## Task to carry out
Collect all lines from the records below that include the word "type".

※ ※ ※

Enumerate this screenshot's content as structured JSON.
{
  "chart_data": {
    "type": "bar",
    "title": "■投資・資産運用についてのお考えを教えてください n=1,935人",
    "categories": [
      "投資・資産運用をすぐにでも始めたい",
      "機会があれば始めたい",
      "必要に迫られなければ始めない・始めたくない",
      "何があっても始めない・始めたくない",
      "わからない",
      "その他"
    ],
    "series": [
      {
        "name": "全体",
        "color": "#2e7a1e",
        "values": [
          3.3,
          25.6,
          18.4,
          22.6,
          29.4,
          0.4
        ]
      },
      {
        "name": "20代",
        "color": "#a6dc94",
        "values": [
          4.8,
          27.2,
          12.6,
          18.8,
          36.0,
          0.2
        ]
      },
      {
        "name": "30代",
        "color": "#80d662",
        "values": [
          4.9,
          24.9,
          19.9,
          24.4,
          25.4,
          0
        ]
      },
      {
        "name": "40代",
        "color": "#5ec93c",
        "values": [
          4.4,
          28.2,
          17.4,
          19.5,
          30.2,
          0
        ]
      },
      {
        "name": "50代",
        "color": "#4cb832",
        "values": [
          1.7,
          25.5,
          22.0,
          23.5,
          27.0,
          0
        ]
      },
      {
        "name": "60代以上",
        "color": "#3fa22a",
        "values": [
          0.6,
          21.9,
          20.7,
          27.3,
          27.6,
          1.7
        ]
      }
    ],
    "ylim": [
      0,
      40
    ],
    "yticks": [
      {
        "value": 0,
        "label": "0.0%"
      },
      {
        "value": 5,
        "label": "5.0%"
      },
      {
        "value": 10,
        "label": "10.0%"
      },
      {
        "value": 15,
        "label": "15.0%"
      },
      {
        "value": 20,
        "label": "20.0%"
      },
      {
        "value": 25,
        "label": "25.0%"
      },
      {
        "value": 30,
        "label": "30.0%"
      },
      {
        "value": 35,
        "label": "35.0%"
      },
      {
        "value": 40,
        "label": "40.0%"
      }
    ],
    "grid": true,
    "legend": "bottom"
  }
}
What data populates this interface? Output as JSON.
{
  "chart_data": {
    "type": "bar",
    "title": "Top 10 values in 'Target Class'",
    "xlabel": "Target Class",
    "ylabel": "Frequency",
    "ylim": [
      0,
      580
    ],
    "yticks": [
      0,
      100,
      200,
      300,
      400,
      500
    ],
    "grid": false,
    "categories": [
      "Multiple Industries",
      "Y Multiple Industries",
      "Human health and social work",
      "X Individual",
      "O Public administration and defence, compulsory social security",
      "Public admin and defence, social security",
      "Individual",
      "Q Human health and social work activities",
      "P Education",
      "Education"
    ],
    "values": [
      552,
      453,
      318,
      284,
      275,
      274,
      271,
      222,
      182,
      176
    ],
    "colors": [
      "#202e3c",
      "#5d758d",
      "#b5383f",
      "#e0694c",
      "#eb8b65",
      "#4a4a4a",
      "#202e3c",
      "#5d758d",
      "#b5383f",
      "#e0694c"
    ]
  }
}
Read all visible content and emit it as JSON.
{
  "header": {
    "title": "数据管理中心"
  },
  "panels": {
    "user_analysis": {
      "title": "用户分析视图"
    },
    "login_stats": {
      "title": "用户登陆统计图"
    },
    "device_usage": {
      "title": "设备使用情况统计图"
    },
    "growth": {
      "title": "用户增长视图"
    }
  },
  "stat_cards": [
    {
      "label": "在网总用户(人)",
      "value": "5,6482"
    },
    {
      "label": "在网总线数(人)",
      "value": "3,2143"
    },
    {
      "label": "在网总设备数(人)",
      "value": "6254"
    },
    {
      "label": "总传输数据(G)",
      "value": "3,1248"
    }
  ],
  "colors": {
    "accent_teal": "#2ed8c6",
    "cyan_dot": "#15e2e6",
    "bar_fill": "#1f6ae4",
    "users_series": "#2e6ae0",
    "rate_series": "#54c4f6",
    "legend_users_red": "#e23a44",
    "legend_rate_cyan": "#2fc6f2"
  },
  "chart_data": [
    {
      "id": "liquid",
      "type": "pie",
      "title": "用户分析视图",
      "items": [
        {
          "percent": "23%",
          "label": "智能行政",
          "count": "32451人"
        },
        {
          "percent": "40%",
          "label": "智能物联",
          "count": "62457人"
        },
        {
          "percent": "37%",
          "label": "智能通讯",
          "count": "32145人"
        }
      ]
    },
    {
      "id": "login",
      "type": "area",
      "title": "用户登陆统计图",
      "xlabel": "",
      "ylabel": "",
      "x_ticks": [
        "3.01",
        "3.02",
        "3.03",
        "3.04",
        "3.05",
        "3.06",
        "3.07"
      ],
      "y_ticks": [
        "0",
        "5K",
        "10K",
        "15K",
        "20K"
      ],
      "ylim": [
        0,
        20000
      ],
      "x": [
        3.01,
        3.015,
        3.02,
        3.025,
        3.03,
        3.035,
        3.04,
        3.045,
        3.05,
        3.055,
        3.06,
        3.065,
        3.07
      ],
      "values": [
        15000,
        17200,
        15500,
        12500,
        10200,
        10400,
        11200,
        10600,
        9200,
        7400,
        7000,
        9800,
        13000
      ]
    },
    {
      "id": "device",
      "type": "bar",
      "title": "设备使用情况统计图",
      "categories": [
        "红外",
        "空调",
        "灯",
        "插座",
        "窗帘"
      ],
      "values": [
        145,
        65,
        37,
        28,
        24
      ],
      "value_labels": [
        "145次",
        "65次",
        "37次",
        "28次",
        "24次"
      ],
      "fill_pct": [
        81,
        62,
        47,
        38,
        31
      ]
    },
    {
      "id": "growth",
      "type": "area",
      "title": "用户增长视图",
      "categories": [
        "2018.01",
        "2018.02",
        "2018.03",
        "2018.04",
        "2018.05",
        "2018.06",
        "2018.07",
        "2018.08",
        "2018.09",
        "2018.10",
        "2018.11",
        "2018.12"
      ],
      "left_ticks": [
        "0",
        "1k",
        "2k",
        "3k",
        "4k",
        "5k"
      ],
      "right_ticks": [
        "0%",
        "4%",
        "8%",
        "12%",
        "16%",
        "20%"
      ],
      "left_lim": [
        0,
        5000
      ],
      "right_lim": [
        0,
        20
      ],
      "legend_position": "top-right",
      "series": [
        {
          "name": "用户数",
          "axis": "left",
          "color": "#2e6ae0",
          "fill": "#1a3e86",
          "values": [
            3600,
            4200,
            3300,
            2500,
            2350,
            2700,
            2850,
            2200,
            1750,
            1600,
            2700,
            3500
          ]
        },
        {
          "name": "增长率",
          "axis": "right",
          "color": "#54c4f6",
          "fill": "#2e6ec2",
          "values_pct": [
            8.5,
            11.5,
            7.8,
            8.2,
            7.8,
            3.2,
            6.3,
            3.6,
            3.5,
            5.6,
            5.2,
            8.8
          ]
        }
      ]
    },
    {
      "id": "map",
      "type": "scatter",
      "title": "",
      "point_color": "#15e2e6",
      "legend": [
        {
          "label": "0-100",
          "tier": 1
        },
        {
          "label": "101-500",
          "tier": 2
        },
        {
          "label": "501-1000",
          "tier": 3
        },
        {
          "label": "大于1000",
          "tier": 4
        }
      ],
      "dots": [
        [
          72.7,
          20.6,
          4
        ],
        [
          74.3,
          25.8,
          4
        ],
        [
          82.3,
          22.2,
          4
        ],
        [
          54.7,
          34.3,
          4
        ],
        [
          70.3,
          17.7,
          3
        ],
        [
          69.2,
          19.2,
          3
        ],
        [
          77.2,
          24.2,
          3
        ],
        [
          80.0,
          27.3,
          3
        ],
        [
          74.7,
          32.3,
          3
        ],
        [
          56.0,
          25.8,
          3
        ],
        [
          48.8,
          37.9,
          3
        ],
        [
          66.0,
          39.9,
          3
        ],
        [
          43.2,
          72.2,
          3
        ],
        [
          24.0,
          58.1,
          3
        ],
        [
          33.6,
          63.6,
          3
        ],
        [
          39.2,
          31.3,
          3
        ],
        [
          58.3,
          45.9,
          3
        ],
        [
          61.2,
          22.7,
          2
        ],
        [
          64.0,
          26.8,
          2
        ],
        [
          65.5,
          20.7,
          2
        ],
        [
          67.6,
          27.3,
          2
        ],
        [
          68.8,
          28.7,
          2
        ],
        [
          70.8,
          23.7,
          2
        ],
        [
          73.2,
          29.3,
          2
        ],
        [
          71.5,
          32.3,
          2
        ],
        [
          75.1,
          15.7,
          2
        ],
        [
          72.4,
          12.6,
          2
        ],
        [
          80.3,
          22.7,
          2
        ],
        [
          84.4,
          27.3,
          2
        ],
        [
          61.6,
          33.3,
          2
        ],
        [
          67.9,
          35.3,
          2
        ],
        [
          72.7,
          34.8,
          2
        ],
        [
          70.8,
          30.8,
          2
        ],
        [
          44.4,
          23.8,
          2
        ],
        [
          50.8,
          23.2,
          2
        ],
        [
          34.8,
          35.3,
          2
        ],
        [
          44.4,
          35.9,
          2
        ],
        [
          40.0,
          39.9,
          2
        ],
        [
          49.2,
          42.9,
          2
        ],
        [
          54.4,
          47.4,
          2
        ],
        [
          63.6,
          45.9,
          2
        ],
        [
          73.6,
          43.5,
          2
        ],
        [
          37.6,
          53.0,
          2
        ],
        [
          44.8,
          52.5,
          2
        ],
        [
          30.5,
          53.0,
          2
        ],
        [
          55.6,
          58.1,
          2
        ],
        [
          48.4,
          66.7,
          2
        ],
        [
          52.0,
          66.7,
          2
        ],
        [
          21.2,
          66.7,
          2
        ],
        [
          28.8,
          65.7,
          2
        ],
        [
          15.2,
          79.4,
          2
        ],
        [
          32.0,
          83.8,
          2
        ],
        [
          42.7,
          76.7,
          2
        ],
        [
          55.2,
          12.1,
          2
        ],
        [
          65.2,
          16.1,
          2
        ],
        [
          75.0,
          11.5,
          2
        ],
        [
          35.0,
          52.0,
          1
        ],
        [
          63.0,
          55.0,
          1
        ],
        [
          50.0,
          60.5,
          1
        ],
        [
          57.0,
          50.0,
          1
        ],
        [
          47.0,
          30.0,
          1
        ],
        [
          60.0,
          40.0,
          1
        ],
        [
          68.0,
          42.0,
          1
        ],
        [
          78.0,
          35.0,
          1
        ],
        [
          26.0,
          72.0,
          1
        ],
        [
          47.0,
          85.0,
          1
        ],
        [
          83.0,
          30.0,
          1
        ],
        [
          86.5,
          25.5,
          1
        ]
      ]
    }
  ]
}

※ ※ ※

## Task result
    "type": "bar",
    "type": "bar",
      "type": "pie",
      "type": "area",
      "type": "bar",
      "type": "area",
      "type": "scatter",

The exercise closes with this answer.